▶ [Brief] Skip any picture you find and retype all the remaining lines exactly.
*** Data excerpts
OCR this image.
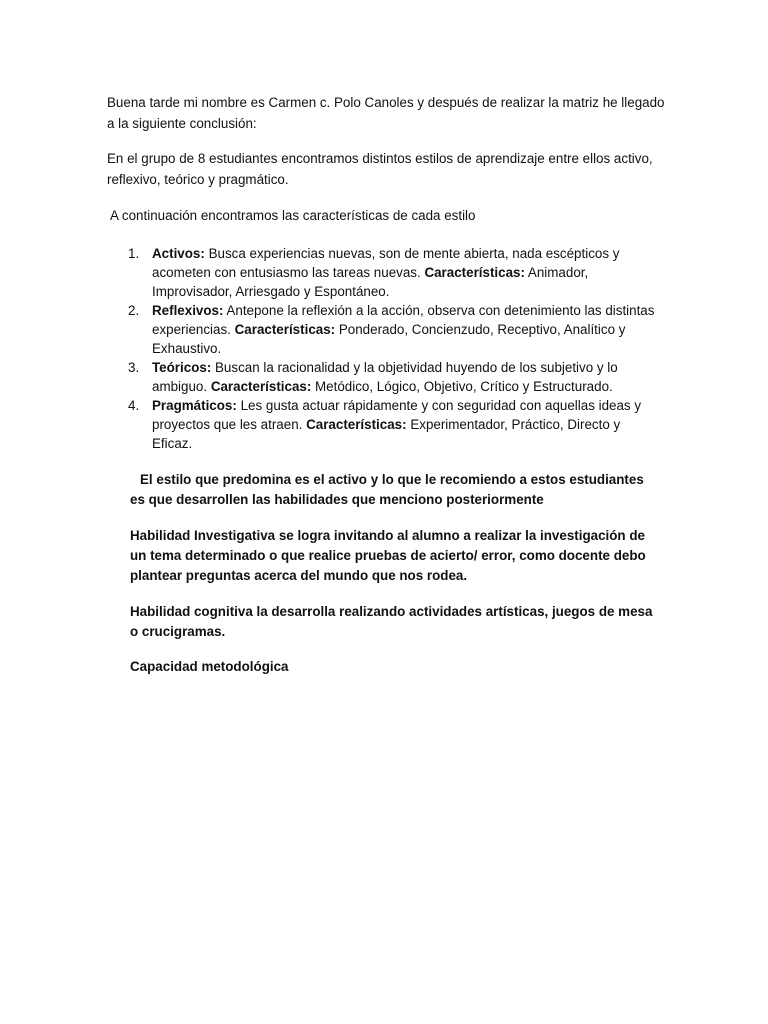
Buena tarde mi nombre es Carmen c. Polo Canoles y después de realizar la matriz he llegado a la siguiente conclusión:

En el grupo de 8 estudiantes encontramos distintos estilos de aprendizaje entre ellos activo, reflexivo, teórico y pragmático.

A continuación encontramos las características de cada estilo

1. Activos: Busca experiencias nuevas, son de mente abierta, nada escépticos y acometen con entusiasmo las tareas nuevas. Características: Animador, Improvisador, Arriesgado y Espontáneo.
2. Reflexivos: Antepone la reflexión a la acción, observa con detenimiento las distintas experiencias. Características: Ponderado, Concienzudo, Receptivo, Analítico y Exhaustivo.
3. Teóricos: Buscan la racionalidad y la objetividad huyendo de los subjetivo y lo ambiguo. Características: Metódico, Lógico, Objetivo, Crítico y Estructurado.
4. Pragmáticos: Les gusta actuar rápidamente y con seguridad con aquellas ideas y proyectos que les atraen. Características: Experimentador, Práctico, Directo y Eficaz.

El estilo que predomina es el activo y lo que le recomiendo a estos estudiantes es que desarrollen las habilidades que menciono posteriormente

Habilidad Investigativa se logra invitando al alumno a realizar la investigación de un tema determinado o que realice pruebas de acierto/ error, como docente debo plantear preguntas acerca del mundo que nos rodea.

Habilidad cognitiva la desarrolla realizando actividades artísticas, juegos de mesa o crucigramas.

Capacidad metodológica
******
▶ [Expected output]
OCR this image.
Buena tarde mi nombre es Carmen c. Polo Canoles y después de realizar la matriz he llegado a la siguiente conclusión:

En el grupo de 8 estudiantes encontramos distintos estilos de aprendizaje entre ellos activo, reflexivo, teórico y pragmático.

A continuación encontramos las características de cada estilo

1. Activos: Busca experiencias nuevas, son de mente abierta, nada escépticos y acometen con entusiasmo las tareas nuevas. Características: Animador, Improvisador, Arriesgado y Espontáneo.
2. Reflexivos: Antepone la reflexión a la acción, observa con detenimiento las distintas experiencias. Características: Ponderado, Concienzudo, Receptivo, Analítico y Exhaustivo.
3. Teóricos: Buscan la racionalidad y la objetividad huyendo de los subjetivo y lo ambiguo. Características: Metódico, Lógico, Objetivo, Crítico y Estructurado.
4. Pragmáticos: Les gusta actuar rápidamente y con seguridad con aquellas ideas y proyectos que les atraen. Características: Experimentador, Práctico, Directo y Eficaz.

El estilo que predomina es el activo y lo que le recomiendo a estos estudiantes es que desarrollen las habilidades que menciono posteriormente

Habilidad Investigativa se logra invitando al alumno a realizar la investigación de un tema determinado o que realice pruebas de acierto/ error, como docente debo plantear preguntas acerca del mundo que nos rodea.

Habilidad cognitiva la desarrolla realizando actividades artísticas, juegos de mesa o crucigramas.

Capacidad metodológica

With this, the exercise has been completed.